[THE TASK] Under this task are some entries; return every one of them exactly.

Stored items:
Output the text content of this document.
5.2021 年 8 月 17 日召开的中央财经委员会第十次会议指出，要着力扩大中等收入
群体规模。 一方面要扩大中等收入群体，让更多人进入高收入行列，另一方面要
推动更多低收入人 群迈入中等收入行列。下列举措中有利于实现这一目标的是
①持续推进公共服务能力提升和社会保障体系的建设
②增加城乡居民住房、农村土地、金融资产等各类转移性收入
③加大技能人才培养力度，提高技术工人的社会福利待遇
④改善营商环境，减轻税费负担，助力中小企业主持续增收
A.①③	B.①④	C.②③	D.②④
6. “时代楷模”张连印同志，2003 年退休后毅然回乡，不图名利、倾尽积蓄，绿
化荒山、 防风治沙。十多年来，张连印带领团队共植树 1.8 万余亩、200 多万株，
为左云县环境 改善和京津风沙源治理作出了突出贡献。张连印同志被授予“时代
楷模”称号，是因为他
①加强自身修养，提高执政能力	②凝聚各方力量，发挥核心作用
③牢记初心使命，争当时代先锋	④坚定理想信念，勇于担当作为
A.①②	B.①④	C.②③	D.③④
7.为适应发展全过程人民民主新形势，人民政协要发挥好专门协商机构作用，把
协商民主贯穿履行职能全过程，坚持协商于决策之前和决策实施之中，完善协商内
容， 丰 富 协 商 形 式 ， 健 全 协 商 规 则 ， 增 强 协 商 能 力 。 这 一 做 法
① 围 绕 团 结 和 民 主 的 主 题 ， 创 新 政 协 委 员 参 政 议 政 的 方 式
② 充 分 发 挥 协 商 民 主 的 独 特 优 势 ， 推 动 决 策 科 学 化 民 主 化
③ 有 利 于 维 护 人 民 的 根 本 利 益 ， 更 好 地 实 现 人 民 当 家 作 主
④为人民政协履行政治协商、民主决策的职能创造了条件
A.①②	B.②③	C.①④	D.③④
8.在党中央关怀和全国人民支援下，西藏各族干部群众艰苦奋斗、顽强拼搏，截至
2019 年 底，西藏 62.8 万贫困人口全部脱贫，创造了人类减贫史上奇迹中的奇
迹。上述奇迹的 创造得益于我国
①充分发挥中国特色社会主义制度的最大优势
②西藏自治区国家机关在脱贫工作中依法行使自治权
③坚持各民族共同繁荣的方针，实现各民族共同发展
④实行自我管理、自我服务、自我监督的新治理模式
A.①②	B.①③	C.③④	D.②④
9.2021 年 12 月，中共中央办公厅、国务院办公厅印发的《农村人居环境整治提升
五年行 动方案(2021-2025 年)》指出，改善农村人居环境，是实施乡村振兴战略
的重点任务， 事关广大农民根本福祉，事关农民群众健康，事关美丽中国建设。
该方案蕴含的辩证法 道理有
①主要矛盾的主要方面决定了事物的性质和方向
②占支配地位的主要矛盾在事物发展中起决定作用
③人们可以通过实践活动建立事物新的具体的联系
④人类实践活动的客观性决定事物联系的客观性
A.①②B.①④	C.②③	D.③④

[FULL RESPONSE]
Output the text content of this document.
5.2021 年 8 月 17 日召开的中央财经委员会第十次会议指出，要着力扩大中等收入
群体规模。 一方面要扩大中等收入群体，让更多人进入高收入行列，另一方面要
推动更多低收入人 群迈入中等收入行列。下列举措中有利于实现这一目标的是
①持续推进公共服务能力提升和社会保障体系的建设
②增加城乡居民住房、农村土地、金融资产等各类转移性收入
③加大技能人才培养力度，提高技术工人的社会福利待遇
④改善营商环境，减轻税费负担，助力中小企业主持续增收
A.①③	B.①④	C.②③	D.②④
6. “时代楷模”张连印同志，2003 年退休后毅然回乡，不图名利、倾尽积蓄，绿
化荒山、 防风治沙。十多年来，张连印带领团队共植树 1.8 万余亩、200 多万株，
为左云县环境 改善和京津风沙源治理作出了突出贡献。张连印同志被授予“时代
楷模”称号，是因为他
①加强自身修养，提高执政能力	②凝聚各方力量，发挥核心作用
③牢记初心使命，争当时代先锋	④坚定理想信念，勇于担当作为
A.①②	B.①④	C.②③	D.③④
7.为适应发展全过程人民民主新形势，人民政协要发挥好专门协商机构作用，把
协商民主贯穿履行职能全过程，坚持协商于决策之前和决策实施之中，完善协商内
容， 丰 富 协 商 形 式 ， 健 全 协 商 规 则 ， 增 强 协 商 能 力 。 这 一 做 法
① 围 绕 团 结 和 民 主 的 主 题 ， 创 新 政 协 委 员 参 政 议 政 的 方 式
② 充 分 发 挥 协 商 民 主 的 独 特 优 势 ， 推 动 决 策 科 学 化 民 主 化
③ 有 利 于 维 护 人 民 的 根 本 利 益 ， 更 好 地 实 现 人 民 当 家 作 主
④为人民政协履行政治协商、民主决策的职能创造了条件
A.①②	B.②③	C.①④	D.③④
8.在党中央关怀和全国人民支援下，西藏各族干部群众艰苦奋斗、顽强拼搏，截至
2019 年 底，西藏 62.8 万贫困人口全部脱贫，创造了人类减贫史上奇迹中的奇
迹。上述奇迹的 创造得益于我国
①充分发挥中国特色社会主义制度的最大优势
②西藏自治区国家机关在脱贫工作中依法行使自治权
③坚持各民族共同繁荣的方针，实现各民族共同发展
④实行自我管理、自我服务、自我监督的新治理模式
A.①②	B.①③	C.③④	D.②④
9.2021 年 12 月，中共中央办公厅、国务院办公厅印发的《农村人居环境整治提升
五年行 动方案(2021-2025 年)》指出，改善农村人居环境，是实施乡村振兴战略
的重点任务， 事关广大农民根本福祉，事关农民群众健康，事关美丽中国建设。
该方案蕴含的辩证法 道理有
①主要矛盾的主要方面决定了事物的性质和方向
②占支配地位的主要矛盾在事物发展中起决定作用
③人们可以通过实践活动建立事物新的具体的联系
④人类实践活动的客观性决定事物联系的客观性
A.①②B.①④	C.②③	D.③④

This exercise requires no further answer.